### Problem statement:
Scan the material for the word "Zero", and copy each line where it shows up.

(Data items)

|---|

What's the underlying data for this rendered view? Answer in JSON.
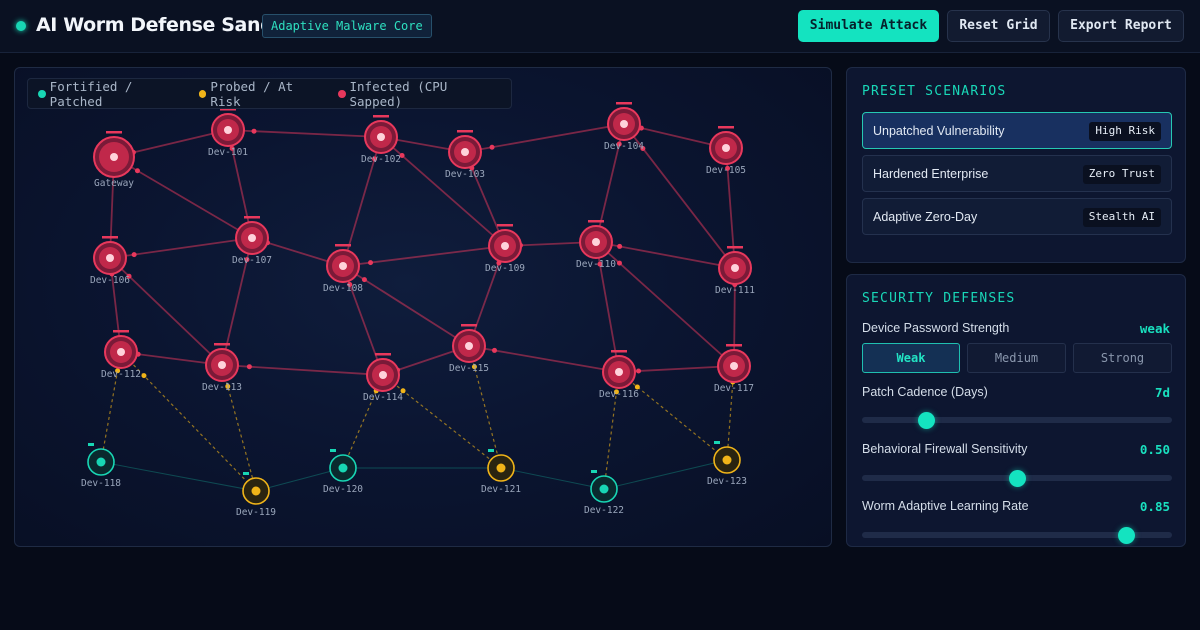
{
  "header": {
    "title": "AI Worm Defense Sandbox",
    "badge": "Adaptive Malware Core",
    "buttons": {
      "simulate": "Simulate Attack",
      "reset": "Reset Grid",
      "export": "Export Report"
    }
  },
  "colors": {
    "accent": "#14e3c0",
    "infected": "#e8385c",
    "probed": "#f0b419",
    "fortified": "#18d6b4"
  },
  "legend": [
    {
      "label": "Fortified / Patched",
      "color": "#18d6b4"
    },
    {
      "label": "Probed / At Risk",
      "color": "#f0b419"
    },
    {
      "label": "Infected (CPU Sapped)",
      "color": "#e8385c"
    }
  ],
  "network": {
    "nodes": [
      {
        "id": "Gateway",
        "state": "infected",
        "gateway": true
      },
      {
        "id": "Dev-101",
        "state": "infected"
      },
      {
        "id": "Dev-102",
        "state": "infected"
      },
      {
        "id": "Dev-103",
        "state": "infected"
      },
      {
        "id": "Dev-104",
        "state": "infected"
      },
      {
        "id": "Dev-105",
        "state": "infected"
      },
      {
        "id": "Dev-106",
        "state": "infected"
      },
      {
        "id": "Dev-107",
        "state": "infected"
      },
      {
        "id": "Dev-108",
        "state": "infected"
      },
      {
        "id": "Dev-109",
        "state": "infected"
      },
      {
        "id": "Dev-110",
        "state": "infected"
      },
      {
        "id": "Dev-111",
        "state": "infected"
      },
      {
        "id": "Dev-112",
        "state": "infected"
      },
      {
        "id": "Dev-113",
        "state": "infected"
      },
      {
        "id": "Dev-114",
        "state": "infected"
      },
      {
        "id": "Dev-115",
        "state": "infected"
      },
      {
        "id": "Dev-116",
        "state": "infected"
      },
      {
        "id": "Dev-117",
        "state": "infected"
      },
      {
        "id": "Dev-118",
        "state": "fortified"
      },
      {
        "id": "Dev-119",
        "state": "probed"
      },
      {
        "id": "Dev-120",
        "state": "fortified"
      },
      {
        "id": "Dev-121",
        "state": "probed"
      },
      {
        "id": "Dev-122",
        "state": "fortified"
      },
      {
        "id": "Dev-123",
        "state": "probed"
      }
    ],
    "links": [
      [
        "Gateway",
        "Dev-101"
      ],
      [
        "Gateway",
        "Dev-107"
      ],
      [
        "Gateway",
        "Dev-106"
      ],
      [
        "Dev-101",
        "Dev-102"
      ],
      [
        "Dev-101",
        "Dev-107"
      ],
      [
        "Dev-102",
        "Dev-103"
      ],
      [
        "Dev-102",
        "Dev-108"
      ],
      [
        "Dev-102",
        "Dev-109"
      ],
      [
        "Dev-103",
        "Dev-104"
      ],
      [
        "Dev-103",
        "Dev-109"
      ],
      [
        "Dev-104",
        "Dev-105"
      ],
      [
        "Dev-104",
        "Dev-110"
      ],
      [
        "Dev-104",
        "Dev-111"
      ],
      [
        "Dev-105",
        "Dev-111"
      ],
      [
        "Dev-106",
        "Dev-107"
      ],
      [
        "Dev-106",
        "Dev-112"
      ],
      [
        "Dev-106",
        "Dev-113"
      ],
      [
        "Dev-107",
        "Dev-108"
      ],
      [
        "Dev-107",
        "Dev-113"
      ],
      [
        "Dev-108",
        "Dev-109"
      ],
      [
        "Dev-108",
        "Dev-114"
      ],
      [
        "Dev-108",
        "Dev-115"
      ],
      [
        "Dev-109",
        "Dev-110"
      ],
      [
        "Dev-109",
        "Dev-115"
      ],
      [
        "Dev-110",
        "Dev-111"
      ],
      [
        "Dev-110",
        "Dev-116"
      ],
      [
        "Dev-110",
        "Dev-117"
      ],
      [
        "Dev-111",
        "Dev-117"
      ],
      [
        "Dev-112",
        "Dev-113"
      ],
      [
        "Dev-113",
        "Dev-114"
      ],
      [
        "Dev-114",
        "Dev-115"
      ],
      [
        "Dev-115",
        "Dev-116"
      ],
      [
        "Dev-116",
        "Dev-117"
      ],
      [
        "Dev-112",
        "Dev-118",
        "probe"
      ],
      [
        "Dev-112",
        "Dev-119",
        "probe"
      ],
      [
        "Dev-113",
        "Dev-119",
        "probe"
      ],
      [
        "Dev-114",
        "Dev-120",
        "probe"
      ],
      [
        "Dev-114",
        "Dev-121",
        "probe"
      ],
      [
        "Dev-115",
        "Dev-121",
        "probe"
      ],
      [
        "Dev-116",
        "Dev-122",
        "probe"
      ],
      [
        "Dev-116",
        "Dev-123",
        "probe"
      ],
      [
        "Dev-117",
        "Dev-123",
        "probe"
      ],
      [
        "Dev-118",
        "Dev-119",
        "safe"
      ],
      [
        "Dev-119",
        "Dev-120",
        "safe"
      ],
      [
        "Dev-120",
        "Dev-121",
        "safe"
      ],
      [
        "Dev-121",
        "Dev-122",
        "safe"
      ],
      [
        "Dev-122",
        "Dev-123",
        "safe"
      ]
    ]
  },
  "scenarios": {
    "title": "PRESET SCENARIOS",
    "items": [
      {
        "name": "Unpatched Vulnerability",
        "tag": "High Risk",
        "active": true
      },
      {
        "name": "Hardened Enterprise",
        "tag": "Zero Trust",
        "active": false
      },
      {
        "name": "Adaptive Zero-Day",
        "tag": "Stealth AI",
        "active": false
      }
    ]
  },
  "defenses": {
    "title": "SECURITY DEFENSES",
    "password": {
      "label": "Device Password Strength",
      "value": "weak",
      "options": [
        "Weak",
        "Medium",
        "Strong"
      ],
      "selected": 0
    },
    "patch": {
      "label": "Patch Cadence (Days)",
      "display": "7d",
      "value": 7,
      "min": 1,
      "max": 30
    },
    "firewall": {
      "label": "Behavioral Firewall Sensitivity",
      "display": "0.50",
      "value": 0.5,
      "min": 0,
      "max": 1
    },
    "learning": {
      "label": "Worm Adaptive Learning Rate",
      "display": "0.85",
      "value": 0.85,
      "min": 0,
      "max": 1
    }
  }
}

|---|

### Reply to the exercise:
        "tag": "Zero Trust",
        "name": "Adaptive Zero-Day",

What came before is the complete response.